[Collection entries]
::::

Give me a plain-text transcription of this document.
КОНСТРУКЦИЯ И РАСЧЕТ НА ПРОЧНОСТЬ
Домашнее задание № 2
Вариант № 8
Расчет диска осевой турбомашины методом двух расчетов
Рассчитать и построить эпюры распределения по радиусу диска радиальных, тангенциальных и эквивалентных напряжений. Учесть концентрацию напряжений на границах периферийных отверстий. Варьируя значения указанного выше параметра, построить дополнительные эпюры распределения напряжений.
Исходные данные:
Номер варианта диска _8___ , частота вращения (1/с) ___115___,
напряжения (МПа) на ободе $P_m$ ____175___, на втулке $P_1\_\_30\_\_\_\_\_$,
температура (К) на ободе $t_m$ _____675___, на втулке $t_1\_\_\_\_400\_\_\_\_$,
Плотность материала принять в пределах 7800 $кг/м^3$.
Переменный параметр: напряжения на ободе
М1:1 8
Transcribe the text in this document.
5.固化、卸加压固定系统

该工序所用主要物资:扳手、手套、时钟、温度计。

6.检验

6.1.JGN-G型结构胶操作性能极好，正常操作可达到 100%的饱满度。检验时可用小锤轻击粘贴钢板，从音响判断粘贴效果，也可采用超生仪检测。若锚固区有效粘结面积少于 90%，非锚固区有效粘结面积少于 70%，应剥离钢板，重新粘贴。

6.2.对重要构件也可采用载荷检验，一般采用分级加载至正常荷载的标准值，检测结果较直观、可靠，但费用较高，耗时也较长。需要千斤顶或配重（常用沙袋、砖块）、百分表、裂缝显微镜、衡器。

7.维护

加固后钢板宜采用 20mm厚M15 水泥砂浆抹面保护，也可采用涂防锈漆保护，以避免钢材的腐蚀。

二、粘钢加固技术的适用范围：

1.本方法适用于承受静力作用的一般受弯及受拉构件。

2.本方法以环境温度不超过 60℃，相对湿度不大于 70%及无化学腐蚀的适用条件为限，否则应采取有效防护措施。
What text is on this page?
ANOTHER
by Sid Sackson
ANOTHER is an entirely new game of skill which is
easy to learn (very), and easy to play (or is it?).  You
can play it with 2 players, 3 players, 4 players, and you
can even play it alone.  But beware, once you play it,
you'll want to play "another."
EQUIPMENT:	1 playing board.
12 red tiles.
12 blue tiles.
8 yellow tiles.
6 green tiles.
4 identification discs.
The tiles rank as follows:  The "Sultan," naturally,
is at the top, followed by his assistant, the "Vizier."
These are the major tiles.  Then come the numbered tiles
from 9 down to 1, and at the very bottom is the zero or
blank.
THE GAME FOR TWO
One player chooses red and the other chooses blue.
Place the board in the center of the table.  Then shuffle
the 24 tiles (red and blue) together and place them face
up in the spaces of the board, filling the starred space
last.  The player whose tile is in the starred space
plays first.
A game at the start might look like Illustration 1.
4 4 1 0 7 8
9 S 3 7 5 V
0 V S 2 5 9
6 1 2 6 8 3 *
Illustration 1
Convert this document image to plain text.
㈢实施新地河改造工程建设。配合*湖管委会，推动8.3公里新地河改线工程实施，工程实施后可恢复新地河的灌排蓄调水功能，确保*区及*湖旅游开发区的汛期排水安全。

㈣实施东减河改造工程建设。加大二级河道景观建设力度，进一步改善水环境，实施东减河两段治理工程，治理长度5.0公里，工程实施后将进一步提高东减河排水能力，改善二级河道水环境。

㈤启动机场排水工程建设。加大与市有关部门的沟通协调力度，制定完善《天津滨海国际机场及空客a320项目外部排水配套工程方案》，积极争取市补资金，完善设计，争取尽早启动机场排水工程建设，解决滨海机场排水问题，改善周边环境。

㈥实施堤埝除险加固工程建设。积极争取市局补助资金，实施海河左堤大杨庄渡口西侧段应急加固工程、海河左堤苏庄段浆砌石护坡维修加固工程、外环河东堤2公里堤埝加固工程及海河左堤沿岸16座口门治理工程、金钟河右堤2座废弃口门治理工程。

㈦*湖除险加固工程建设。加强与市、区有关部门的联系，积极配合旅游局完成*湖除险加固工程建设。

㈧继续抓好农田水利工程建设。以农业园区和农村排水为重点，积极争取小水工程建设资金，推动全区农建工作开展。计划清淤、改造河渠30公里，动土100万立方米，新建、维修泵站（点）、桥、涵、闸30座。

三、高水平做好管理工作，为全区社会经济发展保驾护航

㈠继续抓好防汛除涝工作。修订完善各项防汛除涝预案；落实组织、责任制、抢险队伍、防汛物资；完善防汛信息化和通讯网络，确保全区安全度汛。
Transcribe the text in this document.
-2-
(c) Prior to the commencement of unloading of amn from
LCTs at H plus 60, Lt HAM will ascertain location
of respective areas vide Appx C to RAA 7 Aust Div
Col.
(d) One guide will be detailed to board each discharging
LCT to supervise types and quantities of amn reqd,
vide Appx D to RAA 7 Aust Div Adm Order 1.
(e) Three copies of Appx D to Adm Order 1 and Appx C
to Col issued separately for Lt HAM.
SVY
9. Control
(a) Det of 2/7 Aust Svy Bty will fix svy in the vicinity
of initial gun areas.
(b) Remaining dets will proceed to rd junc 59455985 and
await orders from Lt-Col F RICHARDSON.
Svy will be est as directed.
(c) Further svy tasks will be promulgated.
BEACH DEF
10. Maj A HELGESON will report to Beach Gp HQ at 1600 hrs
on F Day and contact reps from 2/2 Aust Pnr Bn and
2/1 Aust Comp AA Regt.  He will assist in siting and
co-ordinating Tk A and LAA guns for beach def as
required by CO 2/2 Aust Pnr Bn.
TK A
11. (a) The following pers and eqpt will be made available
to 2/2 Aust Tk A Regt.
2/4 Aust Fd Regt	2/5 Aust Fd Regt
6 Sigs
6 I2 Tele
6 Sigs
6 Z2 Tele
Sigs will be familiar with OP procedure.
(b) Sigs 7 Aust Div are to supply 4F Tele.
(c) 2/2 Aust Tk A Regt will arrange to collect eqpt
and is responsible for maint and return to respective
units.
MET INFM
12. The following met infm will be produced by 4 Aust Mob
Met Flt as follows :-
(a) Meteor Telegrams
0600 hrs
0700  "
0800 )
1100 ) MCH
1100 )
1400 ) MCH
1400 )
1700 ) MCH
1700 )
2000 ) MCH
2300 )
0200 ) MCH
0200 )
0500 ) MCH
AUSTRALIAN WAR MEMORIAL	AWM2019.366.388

::::

#### DIRECTIONS
Copy all of the material word for word.

#### RESULT
Give me a plain-text transcription of this document.
КОНСТРУКЦИЯ И РАСЧЕТ НА ПРОЧНОСТЬ
Домашнее задание № 2
Вариант № 8
Расчет диска осевой турбомашины методом двух расчетов
Рассчитать и построить эпюры распределения по радиусу диска радиальных, тангенциальных и эквивалентных напряжений. Учесть концентрацию напряжений на границах периферийных отверстий. Варьируя значения указанного выше параметра, построить дополнительные эпюры распределения напряжений.
Исходные данные:
Номер варианта диска _8___ , частота вращения (1/с) ___115___,
напряжения (МПа) на ободе $P_m$ ____175___, на втулке $P_1\_\_30\_\_\_\_\_$,
температура (К) на ободе $t_m$ _____675___, на втулке $t_1\_\_\_\_400\_\_\_\_$,
Плотность материала принять в пределах 7800 $кг/м^3$.
Переменный параметр: напряжения на ободе
М1:1 8
Transcribe the text in this document.
5.固化、卸加压固定系统

该工序所用主要物资:扳手、手套、时钟、温度计。

6.检验

6.1.JGN-G型结构胶操作性能极好，正常操作可达到 100%的饱满度。检验时可用小锤轻击粘贴钢板，从音响判断粘贴效果，也可采用超生仪检测。若锚固区有效粘结面积少于 90%，非锚固区有效粘结面积少于 70%，应剥离钢板，重新粘贴。

6.2.对重要构件也可采用载荷检验，一般采用分级加载至正常荷载的标准值，检测结果较直观、可靠，但费用较高，耗时也较长。需要千斤顶或配重（常用沙袋、砖块）、百分表、裂缝显微镜、衡器。

7.维护

加固后钢板宜采用 20mm厚M15 水泥砂浆抹面保护，也可采用涂防锈漆保护，以避免钢材的腐蚀。

二、粘钢加固技术的适用范围：

1.本方法适用于承受静力作用的一般受弯及受拉构件。

2.本方法以环境温度不超过 60℃，相对湿度不大于 70%及无化学腐蚀的适用条件为限，否则应采取有效防护措施。
What text is on this page?
ANOTHER
by Sid Sackson
ANOTHER is an entirely new game of skill which is
easy to learn (very), and easy to play (or is it?).  You
can play it with 2 players, 3 players, 4 players, and you
can even play it alone.  But beware, once you play it,
you'll want to play "another."
EQUIPMENT:	1 playing board.
12 red tiles.
12 blue tiles.
8 yellow tiles.
6 green tiles.
4 identification discs.
The tiles rank as follows:  The "Sultan," naturally,
is at the top, followed by his assistant, the "Vizier."
These are the major tiles.  Then come the numbered tiles
from 9 down to 1, and at the very bottom is the zero or
blank.
THE GAME FOR TWO
One player chooses red and the other chooses blue.
Place the board in the center of the table.  Then shuffle
the 24 tiles (red and blue) together and place them face
up in the spaces of the board, filling the starred space
last.  The player whose tile is in the starred space
plays first.
A game at the start might look like Illustration 1.
4 4 1 0 7 8
9 S 3 7 5 V
0 V S 2 5 9
6 1 2 6 8 3 *
Illustration 1
Convert this document image to plain text.
㈢实施新地河改造工程建设。配合*湖管委会，推动8.3公里新地河改线工程实施，工程实施后可恢复新地河的灌排蓄调水功能，确保*区及*湖旅游开发区的汛期排水安全。

㈣实施东减河改造工程建设。加大二级河道景观建设力度，进一步改善水环境，实施东减河两段治理工程，治理长度5.0公里，工程实施后将进一步提高东减河排水能力，改善二级河道水环境。

㈤启动机场排水工程建设。加大与市有关部门的沟通协调力度，制定完善《天津滨海国际机场及空客a320项目外部排水配套工程方案》，积极争取市补资金，完善设计，争取尽早启动机场排水工程建设，解决滨海机场排水问题，改善周边环境。

㈥实施堤埝除险加固工程建设。积极争取市局补助资金，实施海河左堤大杨庄渡口西侧段应急加固工程、海河左堤苏庄段浆砌石护坡维修加固工程、外环河东堤2公里堤埝加固工程及海河左堤沿岸16座口门治理工程、金钟河右堤2座废弃口门治理工程。

㈦*湖除险加固工程建设。加强与市、区有关部门的联系，积极配合旅游局完成*湖除险加固工程建设。

㈧继续抓好农田水利工程建设。以农业园区和农村排水为重点，积极争取小水工程建设资金，推动全区农建工作开展。计划清淤、改造河渠30公里，动土100万立方米，新建、维修泵站（点）、桥、涵、闸30座。

三、高水平做好管理工作，为全区社会经济发展保驾护航

㈠继续抓好防汛除涝工作。修订完善各项防汛除涝预案；落实组织、责任制、抢险队伍、防汛物资；完善防汛信息化和通讯网络，确保全区安全度汛。
Transcribe the text in this document.
-2-
(c) Prior to the commencement of unloading of amn from
LCTs at H plus 60, Lt HAM will ascertain location
of respective areas vide Appx C to RAA 7 Aust Div
Col.
(d) One guide will be detailed to board each discharging
LCT to supervise types and quantities of amn reqd,
vide Appx D to RAA 7 Aust Div Adm Order 1.
(e) Three copies of Appx D to Adm Order 1 and Appx C
to Col issued separately for Lt HAM.
SVY
9. Control
(a) Det of 2/7 Aust Svy Bty will fix svy in the vicinity
of initial gun areas.
(b) Remaining dets will proceed to rd junc 59455985 and
await orders from Lt-Col F RICHARDSON.
Svy will be est as directed.
(c) Further svy tasks will be promulgated.
BEACH DEF
10. Maj A HELGESON will report to Beach Gp HQ at 1600 hrs
on F Day and contact reps from 2/2 Aust Pnr Bn and
2/1 Aust Comp AA Regt.  He will assist in siting and
co-ordinating Tk A and LAA guns for beach def as
required by CO 2/2 Aust Pnr Bn.
TK A
11. (a) The following pers and eqpt will be made available
to 2/2 Aust Tk A Regt.
2/4 Aust Fd Regt	2/5 Aust Fd Regt
6 Sigs
6 I2 Tele
6 Sigs
6 Z2 Tele
Sigs will be familiar with OP procedure.
(b) Sigs 7 Aust Div are to supply 4F Tele.
(c) 2/2 Aust Tk A Regt will arrange to collect eqpt
and is responsible for maint and return to respective
units.
MET INFM
12. The following met infm will be produced by 4 Aust Mob
Met Flt as follows :-
(a) Meteor Telegrams
0600 hrs
0700  "
0800 )
1100 ) MCH
1100 )
1400 ) MCH
1400 )
1700 ) MCH
1700 )
2000 ) MCH
2300 )
0200 ) MCH
0200 )
0500 ) MCH
AUSTRALIAN WAR MEMORIAL	AWM2019.366.388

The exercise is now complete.